SUPPLIED DATA:
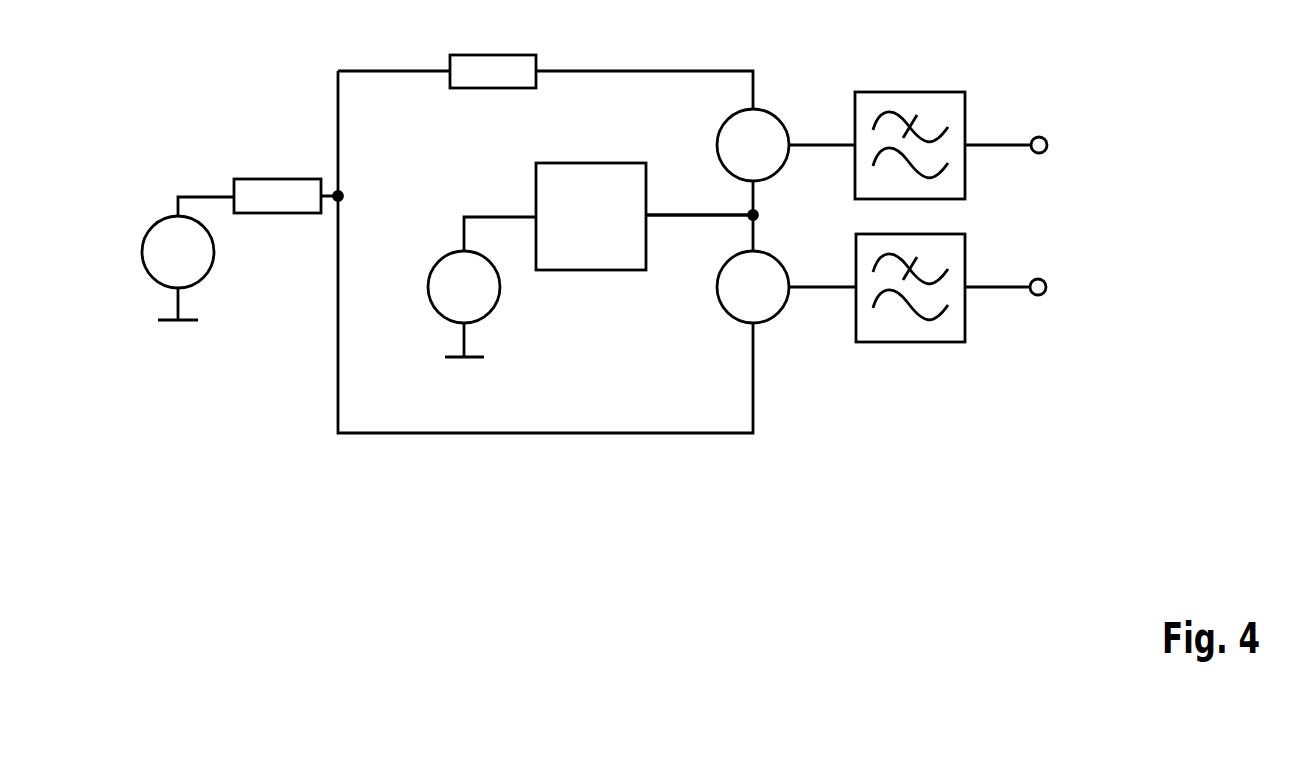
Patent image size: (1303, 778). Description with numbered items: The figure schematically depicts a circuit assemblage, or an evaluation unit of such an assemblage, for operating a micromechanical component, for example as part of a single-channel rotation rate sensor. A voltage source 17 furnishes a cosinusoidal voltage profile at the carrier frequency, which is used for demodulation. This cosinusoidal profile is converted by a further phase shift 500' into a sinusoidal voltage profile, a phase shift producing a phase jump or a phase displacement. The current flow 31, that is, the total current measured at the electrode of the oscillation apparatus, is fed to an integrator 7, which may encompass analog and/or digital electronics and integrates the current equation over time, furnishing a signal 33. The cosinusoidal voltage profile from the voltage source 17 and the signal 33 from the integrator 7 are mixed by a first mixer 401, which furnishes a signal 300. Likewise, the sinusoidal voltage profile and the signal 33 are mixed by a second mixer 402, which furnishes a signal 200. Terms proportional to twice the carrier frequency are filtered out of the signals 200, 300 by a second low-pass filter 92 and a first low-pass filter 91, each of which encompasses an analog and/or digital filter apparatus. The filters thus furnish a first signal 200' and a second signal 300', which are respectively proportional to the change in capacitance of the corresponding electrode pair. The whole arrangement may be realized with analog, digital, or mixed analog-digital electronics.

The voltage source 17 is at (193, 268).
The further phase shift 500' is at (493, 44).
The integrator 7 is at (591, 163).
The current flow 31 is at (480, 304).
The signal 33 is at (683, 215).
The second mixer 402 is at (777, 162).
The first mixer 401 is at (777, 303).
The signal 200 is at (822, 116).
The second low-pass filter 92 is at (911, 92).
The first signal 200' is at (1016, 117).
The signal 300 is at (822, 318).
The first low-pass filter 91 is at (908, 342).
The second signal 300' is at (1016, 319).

---

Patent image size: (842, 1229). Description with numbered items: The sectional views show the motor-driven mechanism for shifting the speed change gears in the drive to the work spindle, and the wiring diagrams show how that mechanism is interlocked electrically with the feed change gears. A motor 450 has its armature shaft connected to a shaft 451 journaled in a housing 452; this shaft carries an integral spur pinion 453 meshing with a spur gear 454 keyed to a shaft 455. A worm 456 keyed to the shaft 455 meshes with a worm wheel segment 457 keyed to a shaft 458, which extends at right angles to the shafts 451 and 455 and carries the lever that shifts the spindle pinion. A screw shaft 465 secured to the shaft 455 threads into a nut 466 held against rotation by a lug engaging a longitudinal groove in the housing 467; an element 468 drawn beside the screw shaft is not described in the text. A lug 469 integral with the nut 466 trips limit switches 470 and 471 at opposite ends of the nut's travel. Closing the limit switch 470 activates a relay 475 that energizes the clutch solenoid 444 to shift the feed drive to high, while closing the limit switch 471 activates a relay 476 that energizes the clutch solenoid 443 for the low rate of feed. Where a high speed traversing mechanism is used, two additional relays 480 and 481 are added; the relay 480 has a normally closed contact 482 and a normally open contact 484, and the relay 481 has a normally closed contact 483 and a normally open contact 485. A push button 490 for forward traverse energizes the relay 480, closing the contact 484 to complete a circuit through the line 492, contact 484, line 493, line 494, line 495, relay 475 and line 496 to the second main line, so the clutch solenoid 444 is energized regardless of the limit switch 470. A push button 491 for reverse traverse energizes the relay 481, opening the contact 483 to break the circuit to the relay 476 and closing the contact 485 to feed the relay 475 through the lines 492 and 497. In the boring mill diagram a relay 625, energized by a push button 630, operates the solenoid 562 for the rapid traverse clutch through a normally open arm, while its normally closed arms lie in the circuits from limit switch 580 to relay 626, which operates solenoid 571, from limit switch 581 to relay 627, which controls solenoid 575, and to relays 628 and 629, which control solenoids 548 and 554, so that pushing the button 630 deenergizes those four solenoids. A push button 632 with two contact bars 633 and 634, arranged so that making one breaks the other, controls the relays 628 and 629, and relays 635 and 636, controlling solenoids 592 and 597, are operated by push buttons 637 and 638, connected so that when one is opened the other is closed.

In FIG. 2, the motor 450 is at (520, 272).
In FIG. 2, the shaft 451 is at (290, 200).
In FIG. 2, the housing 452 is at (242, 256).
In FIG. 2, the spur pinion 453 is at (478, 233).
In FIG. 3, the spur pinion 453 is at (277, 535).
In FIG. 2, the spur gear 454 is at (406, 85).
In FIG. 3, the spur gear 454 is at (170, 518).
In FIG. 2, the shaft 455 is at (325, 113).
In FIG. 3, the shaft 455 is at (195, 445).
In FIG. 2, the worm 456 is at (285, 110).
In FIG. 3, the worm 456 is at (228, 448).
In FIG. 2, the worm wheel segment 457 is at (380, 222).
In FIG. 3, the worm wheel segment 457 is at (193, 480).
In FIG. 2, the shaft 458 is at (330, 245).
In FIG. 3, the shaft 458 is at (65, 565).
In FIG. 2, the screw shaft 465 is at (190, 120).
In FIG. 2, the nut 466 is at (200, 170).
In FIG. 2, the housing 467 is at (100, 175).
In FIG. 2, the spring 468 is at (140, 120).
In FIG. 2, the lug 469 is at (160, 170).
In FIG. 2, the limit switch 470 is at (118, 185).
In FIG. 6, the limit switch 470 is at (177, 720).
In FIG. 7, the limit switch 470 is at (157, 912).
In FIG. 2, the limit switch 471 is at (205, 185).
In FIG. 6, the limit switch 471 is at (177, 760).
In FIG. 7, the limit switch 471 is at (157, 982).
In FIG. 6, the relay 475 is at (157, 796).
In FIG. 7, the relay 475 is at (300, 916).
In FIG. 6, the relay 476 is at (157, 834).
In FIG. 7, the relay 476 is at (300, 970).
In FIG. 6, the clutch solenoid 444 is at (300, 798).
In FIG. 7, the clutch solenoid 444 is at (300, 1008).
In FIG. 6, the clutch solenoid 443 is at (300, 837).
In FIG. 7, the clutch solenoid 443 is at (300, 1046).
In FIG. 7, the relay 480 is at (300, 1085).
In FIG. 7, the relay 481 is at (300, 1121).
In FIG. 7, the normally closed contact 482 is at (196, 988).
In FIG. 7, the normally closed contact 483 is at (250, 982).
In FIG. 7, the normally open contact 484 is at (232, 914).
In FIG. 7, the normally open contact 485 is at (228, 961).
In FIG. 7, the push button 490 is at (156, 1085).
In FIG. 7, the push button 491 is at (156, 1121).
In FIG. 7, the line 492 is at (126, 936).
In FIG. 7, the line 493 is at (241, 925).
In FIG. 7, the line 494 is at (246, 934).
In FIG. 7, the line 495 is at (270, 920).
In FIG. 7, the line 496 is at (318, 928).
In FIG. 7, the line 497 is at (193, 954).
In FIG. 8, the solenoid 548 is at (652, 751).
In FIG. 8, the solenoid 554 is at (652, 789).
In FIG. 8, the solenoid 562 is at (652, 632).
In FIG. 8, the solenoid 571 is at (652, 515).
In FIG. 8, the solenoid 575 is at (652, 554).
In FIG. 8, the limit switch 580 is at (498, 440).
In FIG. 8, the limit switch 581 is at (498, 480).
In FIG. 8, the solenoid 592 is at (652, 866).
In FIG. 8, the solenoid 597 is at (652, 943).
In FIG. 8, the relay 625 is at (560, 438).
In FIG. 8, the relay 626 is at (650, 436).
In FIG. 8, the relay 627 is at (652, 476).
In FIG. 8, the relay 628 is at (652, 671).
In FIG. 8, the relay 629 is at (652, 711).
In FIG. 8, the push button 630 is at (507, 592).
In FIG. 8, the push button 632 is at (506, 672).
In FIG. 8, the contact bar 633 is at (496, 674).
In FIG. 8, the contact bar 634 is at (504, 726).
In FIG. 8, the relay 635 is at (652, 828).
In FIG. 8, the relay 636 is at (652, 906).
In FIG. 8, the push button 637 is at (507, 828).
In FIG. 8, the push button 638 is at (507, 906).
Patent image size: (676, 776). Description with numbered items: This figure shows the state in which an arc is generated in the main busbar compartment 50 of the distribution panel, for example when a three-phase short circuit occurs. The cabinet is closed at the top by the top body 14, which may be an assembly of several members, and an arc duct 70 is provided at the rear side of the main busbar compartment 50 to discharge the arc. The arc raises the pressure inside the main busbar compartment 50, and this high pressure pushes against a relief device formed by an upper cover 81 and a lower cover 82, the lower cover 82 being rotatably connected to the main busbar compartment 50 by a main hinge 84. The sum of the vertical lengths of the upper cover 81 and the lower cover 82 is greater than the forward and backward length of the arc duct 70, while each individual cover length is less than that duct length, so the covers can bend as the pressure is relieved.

==

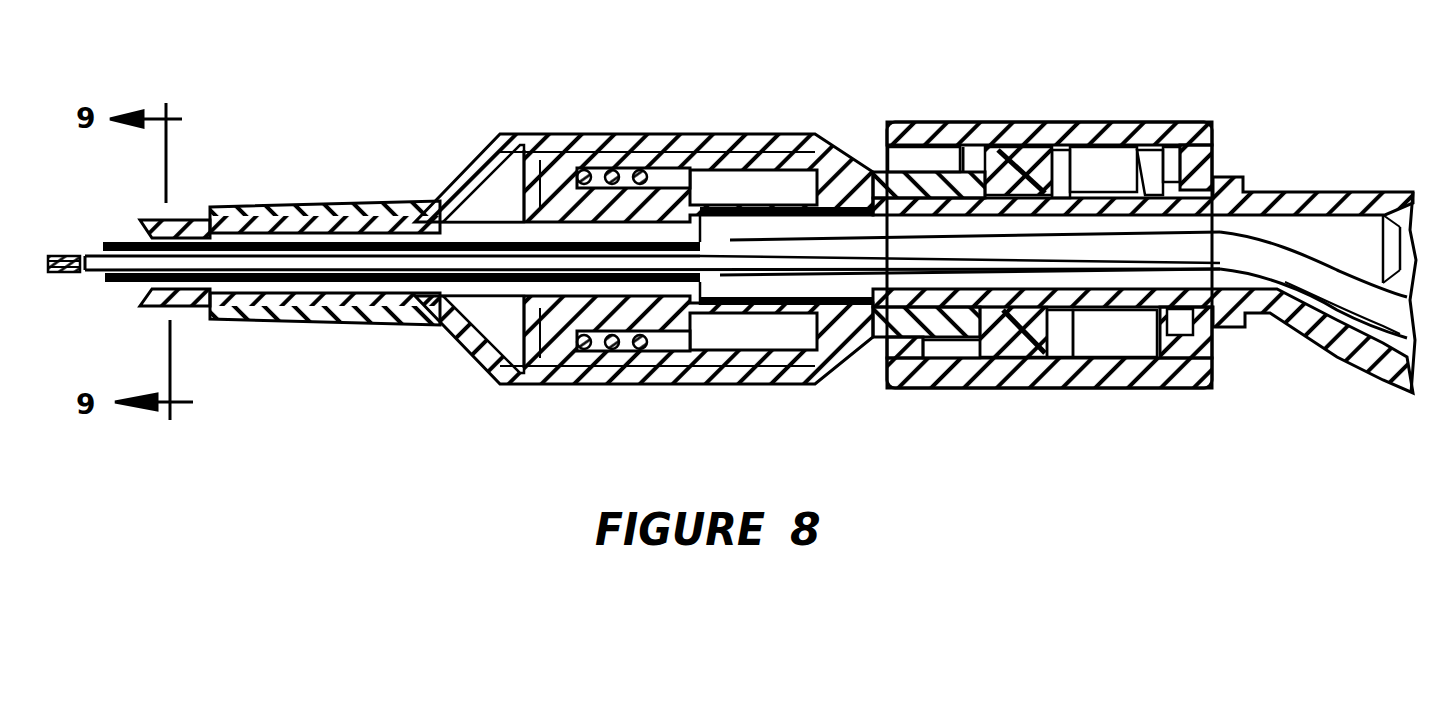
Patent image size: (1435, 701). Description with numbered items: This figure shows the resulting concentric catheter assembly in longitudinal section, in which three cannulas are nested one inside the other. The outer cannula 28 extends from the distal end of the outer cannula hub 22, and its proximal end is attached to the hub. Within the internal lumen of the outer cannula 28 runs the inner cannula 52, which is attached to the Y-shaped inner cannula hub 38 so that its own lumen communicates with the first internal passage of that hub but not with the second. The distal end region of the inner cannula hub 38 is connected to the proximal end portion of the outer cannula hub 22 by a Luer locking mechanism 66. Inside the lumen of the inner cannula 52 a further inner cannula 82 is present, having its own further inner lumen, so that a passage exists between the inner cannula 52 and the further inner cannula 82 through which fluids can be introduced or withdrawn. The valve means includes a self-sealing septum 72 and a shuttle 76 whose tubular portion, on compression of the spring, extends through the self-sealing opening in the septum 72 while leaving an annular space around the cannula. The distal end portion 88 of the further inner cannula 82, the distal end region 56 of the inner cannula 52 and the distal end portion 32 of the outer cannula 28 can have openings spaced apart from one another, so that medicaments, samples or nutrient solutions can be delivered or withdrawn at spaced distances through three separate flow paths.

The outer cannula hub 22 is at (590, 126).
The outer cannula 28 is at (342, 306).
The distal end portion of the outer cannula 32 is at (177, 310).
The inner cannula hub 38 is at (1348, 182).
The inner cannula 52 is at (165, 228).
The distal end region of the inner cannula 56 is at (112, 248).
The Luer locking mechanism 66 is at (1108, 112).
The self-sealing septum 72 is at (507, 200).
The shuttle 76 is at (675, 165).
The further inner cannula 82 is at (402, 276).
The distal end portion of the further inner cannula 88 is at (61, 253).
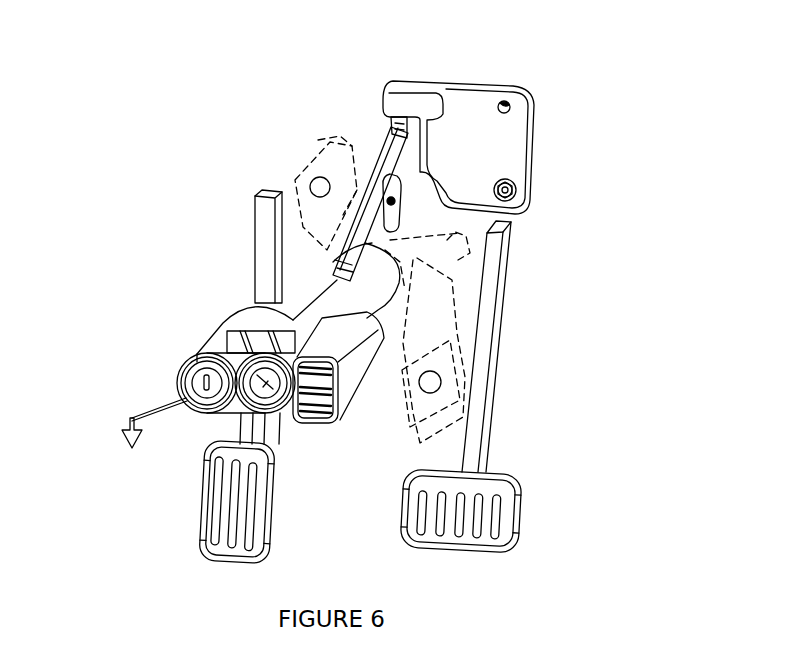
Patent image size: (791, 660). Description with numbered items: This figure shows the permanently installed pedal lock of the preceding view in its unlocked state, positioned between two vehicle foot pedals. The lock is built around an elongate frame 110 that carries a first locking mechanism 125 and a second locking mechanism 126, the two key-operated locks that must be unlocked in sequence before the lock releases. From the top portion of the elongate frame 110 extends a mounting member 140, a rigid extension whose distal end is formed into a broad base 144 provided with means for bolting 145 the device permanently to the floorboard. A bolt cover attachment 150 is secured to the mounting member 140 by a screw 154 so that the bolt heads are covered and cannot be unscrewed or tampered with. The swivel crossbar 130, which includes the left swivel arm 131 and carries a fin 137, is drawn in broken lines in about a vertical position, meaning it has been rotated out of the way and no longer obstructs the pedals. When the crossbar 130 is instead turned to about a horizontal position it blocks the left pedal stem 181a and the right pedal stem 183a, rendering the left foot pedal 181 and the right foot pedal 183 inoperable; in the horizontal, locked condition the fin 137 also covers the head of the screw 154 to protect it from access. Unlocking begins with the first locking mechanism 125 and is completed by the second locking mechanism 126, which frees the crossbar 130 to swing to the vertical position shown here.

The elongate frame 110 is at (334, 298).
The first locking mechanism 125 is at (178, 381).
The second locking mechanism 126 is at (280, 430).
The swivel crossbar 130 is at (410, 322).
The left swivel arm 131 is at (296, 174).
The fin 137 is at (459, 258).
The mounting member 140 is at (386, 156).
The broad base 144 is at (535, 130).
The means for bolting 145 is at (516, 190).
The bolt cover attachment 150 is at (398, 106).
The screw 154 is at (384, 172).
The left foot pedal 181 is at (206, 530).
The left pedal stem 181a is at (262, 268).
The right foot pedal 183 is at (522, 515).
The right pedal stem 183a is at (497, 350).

WHAT THE TASK REQUIRES: Swap "evaluation unit" for "evaluation module" and reproduce the material from the line with "Patent image size: (1303, 778)." to the line with "The second signal 300' is at (1016, 319).", leaving everything else unchanged.

WRITTEN ANSWER:
Patent image size: (1303, 778). Description with numbered items: The figure schematically depicts a circuit assemblage, or an evaluation module of such an assemblage, for operating a micromechanical component, for example as part of a single-channel rotation rate sensor. A voltage source 17 furnishes a cosinusoidal voltage profile at the carrier frequency, which is used for demodulation. This cosinusoidal profile is converted by a further phase shift 500' into a sinusoidal voltage profile, a phase shift producing a phase jump or a phase displacement. The current flow 31, that is, the total current measured at the electrode of the oscillation apparatus, is fed to an integrator 7, which may encompass analog and/or digital electronics and integrates the current equation over time, furnishing a signal 33. The cosinusoidal voltage profile from the voltage source 17 and the signal 33 from the integrator 7 are mixed by a first mixer 401, which furnishes a signal 300. Likewise, the sinusoidal voltage profile and the signal 33 are mixed by a second mixer 402, which furnishes a signal 200. Terms proportional to twice the carrier frequency are filtered out of the signals 200, 300 by a second low-pass filter 92 and a first low-pass filter 91, each of which encompasses an analog and/or digital filter apparatus. The filters thus furnish a first signal 200' and a second signal 300', which are respectively proportional to the change in capacitance of the corresponding electrode pair. The whole arrangement may be realized with analog, digital, or mixed analog-digital electronics.

The voltage source 17 is at (193, 268).
The further phase shift 500' is at (493, 44).
The integrator 7 is at (591, 163).
The current flow 31 is at (480, 304).
The signal 33 is at (683, 215).
The second mixer 402 is at (777, 162).
The first mixer 401 is at (777, 303).
The signal 200 is at (822, 116).
The second low-pass filter 92 is at (911, 92).
The first signal 200' is at (1016, 117).
The signal 300 is at (822, 318).
The first low-pass filter 91 is at (908, 342).
The second signal 300' is at (1016, 319).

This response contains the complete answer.